[begin RECORDED INFORMATION]
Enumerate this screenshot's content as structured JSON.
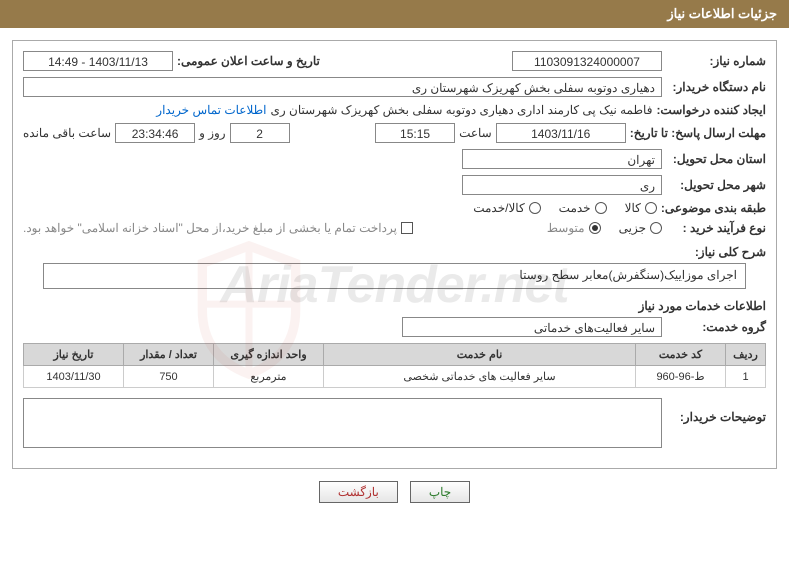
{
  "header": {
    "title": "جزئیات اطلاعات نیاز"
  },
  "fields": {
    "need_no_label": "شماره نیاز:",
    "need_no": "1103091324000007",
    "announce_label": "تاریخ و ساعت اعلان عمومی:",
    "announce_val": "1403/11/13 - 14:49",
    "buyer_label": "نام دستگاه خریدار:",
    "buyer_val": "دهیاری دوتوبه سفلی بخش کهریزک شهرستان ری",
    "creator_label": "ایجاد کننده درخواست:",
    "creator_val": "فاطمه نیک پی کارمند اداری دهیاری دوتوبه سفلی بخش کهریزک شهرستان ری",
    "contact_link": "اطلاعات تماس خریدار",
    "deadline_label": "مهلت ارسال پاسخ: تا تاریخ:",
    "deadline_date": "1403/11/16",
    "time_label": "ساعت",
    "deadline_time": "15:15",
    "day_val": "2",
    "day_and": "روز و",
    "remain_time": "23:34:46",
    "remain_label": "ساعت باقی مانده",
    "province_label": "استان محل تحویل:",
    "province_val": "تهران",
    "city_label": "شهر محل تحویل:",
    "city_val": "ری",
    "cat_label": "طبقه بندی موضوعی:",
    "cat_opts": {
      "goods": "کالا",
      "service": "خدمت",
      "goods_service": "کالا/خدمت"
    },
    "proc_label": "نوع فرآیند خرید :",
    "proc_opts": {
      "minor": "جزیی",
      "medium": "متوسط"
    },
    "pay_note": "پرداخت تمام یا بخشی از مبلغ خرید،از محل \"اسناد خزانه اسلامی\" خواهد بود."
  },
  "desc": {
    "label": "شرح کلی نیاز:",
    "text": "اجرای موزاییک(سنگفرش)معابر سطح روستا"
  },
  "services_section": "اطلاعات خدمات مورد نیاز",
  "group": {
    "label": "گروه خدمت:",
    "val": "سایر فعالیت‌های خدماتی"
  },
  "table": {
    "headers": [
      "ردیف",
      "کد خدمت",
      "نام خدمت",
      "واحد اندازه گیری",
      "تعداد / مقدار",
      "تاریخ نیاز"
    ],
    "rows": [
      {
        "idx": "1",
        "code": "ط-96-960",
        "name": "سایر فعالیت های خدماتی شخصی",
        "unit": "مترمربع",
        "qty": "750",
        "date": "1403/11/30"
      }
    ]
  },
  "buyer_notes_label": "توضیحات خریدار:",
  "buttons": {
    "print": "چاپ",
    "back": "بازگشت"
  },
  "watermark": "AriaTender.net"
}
[end RECORDED INFORMATION]
TO BE DONE: Keep every word of the data as it is when you write it out, but drop the pictures.

RESPONSE TO THE EXERCISE:
Enumerate this screenshot's content as structured JSON.
{
  "header": {
    "title": "جزئیات اطلاعات نیاز"
  },
  "fields": {
    "need_no_label": "شماره نیاز:",
    "need_no": "1103091324000007",
    "announce_label": "تاریخ و ساعت اعلان عمومی:",
    "announce_val": "1403/11/13 - 14:49",
    "buyer_label": "نام دستگاه خریدار:",
    "buyer_val": "دهیاری دوتوبه سفلی بخش کهریزک شهرستان ری",
    "creator_label": "ایجاد کننده درخواست:",
    "creator_val": "فاطمه نیک پی کارمند اداری دهیاری دوتوبه سفلی بخش کهریزک شهرستان ری",
    "contact_link": "اطلاعات تماس خریدار",
    "deadline_label": "مهلت ارسال پاسخ: تا تاریخ:",
    "deadline_date": "1403/11/16",
    "time_label": "ساعت",
    "deadline_time": "15:15",
    "day_val": "2",
    "day_and": "روز و",
    "remain_time": "23:34:46",
    "remain_label": "ساعت باقی مانده",
    "province_label": "استان محل تحویل:",
    "province_val": "تهران",
    "city_label": "شهر محل تحویل:",
    "city_val": "ری",
    "cat_label": "طبقه بندی موضوعی:",
    "cat_opts": {
      "goods": "کالا",
      "service": "خدمت",
      "goods_service": "کالا/خدمت"
    },
    "proc_label": "نوع فرآیند خرید :",
    "proc_opts": {
      "minor": "جزیی",
      "medium": "متوسط"
    },
    "pay_note": "پرداخت تمام یا بخشی از مبلغ خرید،از محل \"اسناد خزانه اسلامی\" خواهد بود."
  },
  "desc": {
    "label": "شرح کلی نیاز:",
    "text": "اجرای موزاییک(سنگفرش)معابر سطح روستا"
  },
  "services_section": "اطلاعات خدمات مورد نیاز",
  "group": {
    "label": "گروه خدمت:",
    "val": "سایر فعالیت‌های خدماتی"
  },
  "table": {
    "headers": [
      "ردیف",
      "کد خدمت",
      "نام خدمت",
      "واحد اندازه گیری",
      "تعداد / مقدار",
      "تاریخ نیاز"
    ],
    "rows": [
      {
        "idx": "1",
        "code": "ط-96-960",
        "name": "سایر فعالیت های خدماتی شخصی",
        "unit": "مترمربع",
        "qty": "750",
        "date": "1403/11/30"
      }
    ]
  },
  "buyer_notes_label": "توضیحات خریدار:",
  "buttons": {
    "print": "چاپ",
    "back": "بازگشت"
  },
  "watermark": "AriaTender.net"
}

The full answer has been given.